Go through the records and extract every line with the word "vastgegespte".
______________________________
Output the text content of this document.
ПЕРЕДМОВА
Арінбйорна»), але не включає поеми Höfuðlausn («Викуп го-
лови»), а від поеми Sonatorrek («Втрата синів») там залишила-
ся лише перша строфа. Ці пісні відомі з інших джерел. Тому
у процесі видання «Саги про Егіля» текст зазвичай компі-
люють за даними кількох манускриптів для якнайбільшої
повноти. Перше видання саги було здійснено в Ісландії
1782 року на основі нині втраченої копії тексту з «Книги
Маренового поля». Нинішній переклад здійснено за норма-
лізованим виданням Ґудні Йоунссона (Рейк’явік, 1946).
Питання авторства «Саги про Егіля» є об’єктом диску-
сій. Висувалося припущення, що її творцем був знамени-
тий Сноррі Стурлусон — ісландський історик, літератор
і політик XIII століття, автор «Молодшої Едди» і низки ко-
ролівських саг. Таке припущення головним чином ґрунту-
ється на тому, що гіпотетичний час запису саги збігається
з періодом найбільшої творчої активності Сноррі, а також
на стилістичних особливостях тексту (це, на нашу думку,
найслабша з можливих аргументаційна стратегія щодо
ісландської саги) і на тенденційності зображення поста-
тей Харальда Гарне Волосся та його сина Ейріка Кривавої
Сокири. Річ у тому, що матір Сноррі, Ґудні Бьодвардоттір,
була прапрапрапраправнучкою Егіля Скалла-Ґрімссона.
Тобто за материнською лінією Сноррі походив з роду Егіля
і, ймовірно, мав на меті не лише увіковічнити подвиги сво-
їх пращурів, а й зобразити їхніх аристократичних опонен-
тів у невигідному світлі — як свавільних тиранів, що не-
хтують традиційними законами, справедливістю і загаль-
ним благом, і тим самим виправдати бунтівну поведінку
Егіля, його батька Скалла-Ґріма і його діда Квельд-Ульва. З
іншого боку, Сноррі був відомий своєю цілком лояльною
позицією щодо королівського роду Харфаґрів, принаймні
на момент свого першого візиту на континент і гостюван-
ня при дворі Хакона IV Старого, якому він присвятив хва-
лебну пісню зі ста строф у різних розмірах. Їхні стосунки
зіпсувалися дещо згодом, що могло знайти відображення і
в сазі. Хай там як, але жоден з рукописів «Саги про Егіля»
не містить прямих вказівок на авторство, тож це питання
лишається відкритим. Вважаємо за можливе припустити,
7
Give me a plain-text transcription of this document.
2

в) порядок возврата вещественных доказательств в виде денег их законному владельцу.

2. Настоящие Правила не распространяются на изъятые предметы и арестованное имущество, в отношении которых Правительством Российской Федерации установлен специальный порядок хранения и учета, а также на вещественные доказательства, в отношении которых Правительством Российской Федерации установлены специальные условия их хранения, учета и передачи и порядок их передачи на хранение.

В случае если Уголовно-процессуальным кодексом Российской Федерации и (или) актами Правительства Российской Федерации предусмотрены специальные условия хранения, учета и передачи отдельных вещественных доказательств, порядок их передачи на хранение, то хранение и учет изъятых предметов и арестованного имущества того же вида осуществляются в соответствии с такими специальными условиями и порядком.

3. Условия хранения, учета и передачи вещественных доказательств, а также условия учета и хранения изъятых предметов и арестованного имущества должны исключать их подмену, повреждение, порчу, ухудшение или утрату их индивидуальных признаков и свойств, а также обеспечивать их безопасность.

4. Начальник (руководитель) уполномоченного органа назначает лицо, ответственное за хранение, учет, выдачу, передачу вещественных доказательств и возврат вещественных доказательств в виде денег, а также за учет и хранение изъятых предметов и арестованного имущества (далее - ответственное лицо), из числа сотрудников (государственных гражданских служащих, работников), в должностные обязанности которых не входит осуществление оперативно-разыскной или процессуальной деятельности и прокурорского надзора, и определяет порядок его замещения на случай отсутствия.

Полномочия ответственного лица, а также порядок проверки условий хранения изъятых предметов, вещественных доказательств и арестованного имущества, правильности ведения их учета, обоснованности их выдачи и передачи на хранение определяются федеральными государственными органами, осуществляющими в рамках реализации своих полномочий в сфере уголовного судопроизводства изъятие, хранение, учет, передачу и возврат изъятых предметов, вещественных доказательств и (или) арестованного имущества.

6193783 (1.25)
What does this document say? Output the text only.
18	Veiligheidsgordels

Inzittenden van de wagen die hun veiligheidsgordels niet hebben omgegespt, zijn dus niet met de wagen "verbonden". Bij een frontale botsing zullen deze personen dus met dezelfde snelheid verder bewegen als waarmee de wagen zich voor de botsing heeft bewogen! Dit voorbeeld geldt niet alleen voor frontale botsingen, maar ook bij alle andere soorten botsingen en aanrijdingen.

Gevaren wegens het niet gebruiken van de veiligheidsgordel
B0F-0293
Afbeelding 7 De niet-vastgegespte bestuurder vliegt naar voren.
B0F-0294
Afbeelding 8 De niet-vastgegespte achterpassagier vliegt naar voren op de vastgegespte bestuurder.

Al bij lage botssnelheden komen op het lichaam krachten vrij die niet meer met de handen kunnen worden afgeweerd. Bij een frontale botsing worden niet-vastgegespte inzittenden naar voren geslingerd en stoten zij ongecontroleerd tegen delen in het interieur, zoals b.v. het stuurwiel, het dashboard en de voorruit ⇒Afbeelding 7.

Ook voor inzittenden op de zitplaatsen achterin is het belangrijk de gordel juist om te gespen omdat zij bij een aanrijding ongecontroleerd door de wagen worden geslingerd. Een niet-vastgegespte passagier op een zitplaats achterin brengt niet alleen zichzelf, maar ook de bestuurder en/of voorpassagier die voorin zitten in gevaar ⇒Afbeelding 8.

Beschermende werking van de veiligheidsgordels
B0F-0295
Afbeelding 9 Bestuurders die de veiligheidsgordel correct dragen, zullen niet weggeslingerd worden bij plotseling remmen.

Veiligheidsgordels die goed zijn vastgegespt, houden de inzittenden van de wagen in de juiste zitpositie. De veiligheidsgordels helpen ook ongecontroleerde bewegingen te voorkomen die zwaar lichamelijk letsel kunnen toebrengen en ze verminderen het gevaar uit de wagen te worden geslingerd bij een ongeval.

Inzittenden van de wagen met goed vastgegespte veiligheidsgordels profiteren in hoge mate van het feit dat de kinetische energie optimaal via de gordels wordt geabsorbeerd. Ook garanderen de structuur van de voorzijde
______________________________
#### Task answer
Afbeelding 7 De niet-vastgegespte bestuurder vliegt naar voren.
Afbeelding 8 De niet-vastgegespte achterpassagier vliegt naar voren op de vastgegespte bestuurder.
Al bij lage botssnelheden komen op het lichaam krachten vrij die niet meer met de handen kunnen worden afgeweerd. Bij een frontale botsing worden niet-vastgegespte inzittenden naar voren geslingerd en stoten zij ongecontroleerd tegen delen in het interieur, zoals b.v. het stuurwiel, het dashboard en de voorruit ⇒Afbeelding 7.
Ook voor inzittenden op de zitplaatsen achterin is het belangrijk de gordel juist om te gespen omdat zij bij een aanrijding ongecontroleerd door de wagen worden geslingerd. Een niet-vastgegespte passagier op een zitplaats achterin brengt niet alleen zichzelf, maar ook de bestuurder en/of voorpassagier die voorin zitten in gevaar ⇒Afbeelding 8.
Inzittenden van de wagen met goed vastgegespte veiligheidsgordels profiteren in hoge mate van het feit dat de kinetische energie optimaal via de gordels wordt geabsorbeerd. Ook garanderen de structuur van de voorzijde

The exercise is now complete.